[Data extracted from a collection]
# # # #

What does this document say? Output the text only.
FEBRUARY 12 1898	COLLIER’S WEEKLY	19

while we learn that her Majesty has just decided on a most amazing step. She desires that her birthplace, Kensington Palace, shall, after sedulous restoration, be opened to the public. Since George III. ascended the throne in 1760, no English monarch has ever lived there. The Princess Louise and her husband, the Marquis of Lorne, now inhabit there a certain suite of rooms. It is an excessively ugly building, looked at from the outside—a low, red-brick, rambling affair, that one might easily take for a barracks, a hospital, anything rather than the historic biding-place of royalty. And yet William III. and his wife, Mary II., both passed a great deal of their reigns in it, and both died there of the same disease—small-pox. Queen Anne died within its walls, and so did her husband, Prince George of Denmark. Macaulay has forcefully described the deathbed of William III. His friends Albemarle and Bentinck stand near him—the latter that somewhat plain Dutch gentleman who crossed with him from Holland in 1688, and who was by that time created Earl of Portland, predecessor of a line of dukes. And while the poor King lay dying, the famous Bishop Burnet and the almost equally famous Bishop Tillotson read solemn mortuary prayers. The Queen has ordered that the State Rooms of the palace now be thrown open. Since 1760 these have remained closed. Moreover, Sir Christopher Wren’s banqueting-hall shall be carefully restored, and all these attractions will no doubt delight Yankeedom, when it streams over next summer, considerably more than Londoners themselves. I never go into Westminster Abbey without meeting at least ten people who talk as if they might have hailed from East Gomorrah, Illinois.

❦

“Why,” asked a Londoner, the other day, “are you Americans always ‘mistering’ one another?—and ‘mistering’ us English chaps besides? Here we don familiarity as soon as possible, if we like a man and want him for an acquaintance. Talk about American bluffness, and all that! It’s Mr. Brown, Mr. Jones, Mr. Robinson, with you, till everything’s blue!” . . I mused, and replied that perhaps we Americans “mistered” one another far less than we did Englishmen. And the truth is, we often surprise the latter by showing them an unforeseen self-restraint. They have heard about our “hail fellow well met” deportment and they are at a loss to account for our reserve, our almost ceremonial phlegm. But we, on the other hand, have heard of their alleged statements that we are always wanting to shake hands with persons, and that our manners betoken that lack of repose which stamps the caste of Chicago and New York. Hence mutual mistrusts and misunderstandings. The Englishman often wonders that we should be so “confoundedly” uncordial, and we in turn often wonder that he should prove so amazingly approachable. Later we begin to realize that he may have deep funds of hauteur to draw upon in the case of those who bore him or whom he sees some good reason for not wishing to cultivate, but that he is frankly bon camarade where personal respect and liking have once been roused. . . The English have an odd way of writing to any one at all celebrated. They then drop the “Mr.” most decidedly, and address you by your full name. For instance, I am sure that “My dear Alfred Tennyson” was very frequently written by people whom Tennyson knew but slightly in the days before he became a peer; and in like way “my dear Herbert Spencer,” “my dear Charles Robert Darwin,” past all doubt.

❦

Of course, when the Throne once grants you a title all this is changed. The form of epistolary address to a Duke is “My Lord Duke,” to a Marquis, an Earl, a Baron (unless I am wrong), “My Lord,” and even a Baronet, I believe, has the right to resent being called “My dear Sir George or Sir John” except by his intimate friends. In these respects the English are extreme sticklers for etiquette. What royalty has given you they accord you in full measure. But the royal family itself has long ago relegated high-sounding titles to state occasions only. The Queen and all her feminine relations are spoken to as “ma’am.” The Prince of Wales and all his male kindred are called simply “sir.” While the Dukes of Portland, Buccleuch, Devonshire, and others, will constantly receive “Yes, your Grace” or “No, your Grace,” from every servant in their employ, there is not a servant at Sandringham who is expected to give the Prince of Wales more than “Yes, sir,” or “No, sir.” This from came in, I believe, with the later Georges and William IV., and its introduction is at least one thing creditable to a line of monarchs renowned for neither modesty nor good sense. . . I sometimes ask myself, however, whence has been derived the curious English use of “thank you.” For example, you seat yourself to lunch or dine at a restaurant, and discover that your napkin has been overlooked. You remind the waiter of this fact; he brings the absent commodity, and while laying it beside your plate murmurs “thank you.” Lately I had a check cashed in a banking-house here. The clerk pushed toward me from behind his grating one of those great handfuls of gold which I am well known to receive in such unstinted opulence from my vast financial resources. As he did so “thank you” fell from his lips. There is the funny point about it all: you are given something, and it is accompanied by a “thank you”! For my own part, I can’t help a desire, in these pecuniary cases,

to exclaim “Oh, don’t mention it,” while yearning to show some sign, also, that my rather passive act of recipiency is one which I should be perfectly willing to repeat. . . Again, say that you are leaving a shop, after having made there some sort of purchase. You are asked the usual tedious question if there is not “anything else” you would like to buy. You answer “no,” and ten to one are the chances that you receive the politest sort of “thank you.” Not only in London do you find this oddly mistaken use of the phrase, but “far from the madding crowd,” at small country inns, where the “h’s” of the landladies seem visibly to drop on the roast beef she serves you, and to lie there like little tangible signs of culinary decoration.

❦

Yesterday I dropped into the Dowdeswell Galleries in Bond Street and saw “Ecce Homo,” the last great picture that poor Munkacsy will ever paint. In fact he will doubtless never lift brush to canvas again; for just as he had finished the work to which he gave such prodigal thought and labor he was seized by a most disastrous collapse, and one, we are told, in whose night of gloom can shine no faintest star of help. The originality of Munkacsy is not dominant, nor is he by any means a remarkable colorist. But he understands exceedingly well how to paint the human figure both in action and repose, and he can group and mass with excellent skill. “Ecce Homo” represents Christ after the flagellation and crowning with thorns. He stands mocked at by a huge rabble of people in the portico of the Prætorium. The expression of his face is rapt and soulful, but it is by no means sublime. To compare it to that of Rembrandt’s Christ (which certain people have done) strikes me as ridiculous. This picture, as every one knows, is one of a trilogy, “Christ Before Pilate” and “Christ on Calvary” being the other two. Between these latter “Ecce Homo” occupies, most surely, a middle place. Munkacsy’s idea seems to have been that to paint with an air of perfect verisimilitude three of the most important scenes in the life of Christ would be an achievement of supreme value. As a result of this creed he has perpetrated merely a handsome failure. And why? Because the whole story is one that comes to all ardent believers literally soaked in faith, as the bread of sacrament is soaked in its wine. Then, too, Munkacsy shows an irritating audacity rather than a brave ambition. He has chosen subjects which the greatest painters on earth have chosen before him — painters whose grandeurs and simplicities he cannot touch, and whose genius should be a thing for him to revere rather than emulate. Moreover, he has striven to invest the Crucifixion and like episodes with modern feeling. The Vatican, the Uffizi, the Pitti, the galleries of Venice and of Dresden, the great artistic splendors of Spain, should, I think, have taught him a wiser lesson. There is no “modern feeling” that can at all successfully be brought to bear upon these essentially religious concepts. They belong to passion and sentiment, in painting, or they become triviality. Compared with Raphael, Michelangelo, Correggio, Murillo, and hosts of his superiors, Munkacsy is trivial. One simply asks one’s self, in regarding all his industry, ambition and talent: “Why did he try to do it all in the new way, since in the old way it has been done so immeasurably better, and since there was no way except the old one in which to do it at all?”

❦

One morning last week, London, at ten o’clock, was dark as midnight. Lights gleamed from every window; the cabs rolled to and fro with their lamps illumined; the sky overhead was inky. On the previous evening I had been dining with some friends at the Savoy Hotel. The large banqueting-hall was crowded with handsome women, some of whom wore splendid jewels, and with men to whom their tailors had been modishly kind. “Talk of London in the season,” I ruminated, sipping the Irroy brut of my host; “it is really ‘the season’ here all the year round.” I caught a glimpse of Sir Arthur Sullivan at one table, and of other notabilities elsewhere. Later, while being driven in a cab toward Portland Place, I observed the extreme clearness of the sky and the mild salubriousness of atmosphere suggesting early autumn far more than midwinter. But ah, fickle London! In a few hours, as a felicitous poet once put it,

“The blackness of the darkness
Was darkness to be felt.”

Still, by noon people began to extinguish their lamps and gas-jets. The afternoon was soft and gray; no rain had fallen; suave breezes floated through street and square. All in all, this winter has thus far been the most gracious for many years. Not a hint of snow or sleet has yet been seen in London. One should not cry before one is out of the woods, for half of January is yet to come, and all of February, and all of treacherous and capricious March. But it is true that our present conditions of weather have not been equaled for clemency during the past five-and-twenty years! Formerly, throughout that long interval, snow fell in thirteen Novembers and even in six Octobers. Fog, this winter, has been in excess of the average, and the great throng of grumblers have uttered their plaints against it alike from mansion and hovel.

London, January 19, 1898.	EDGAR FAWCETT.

# # # #

State how many lines of the records above contain the word "darkness", and give only that number.

=== Exercise answer ===
2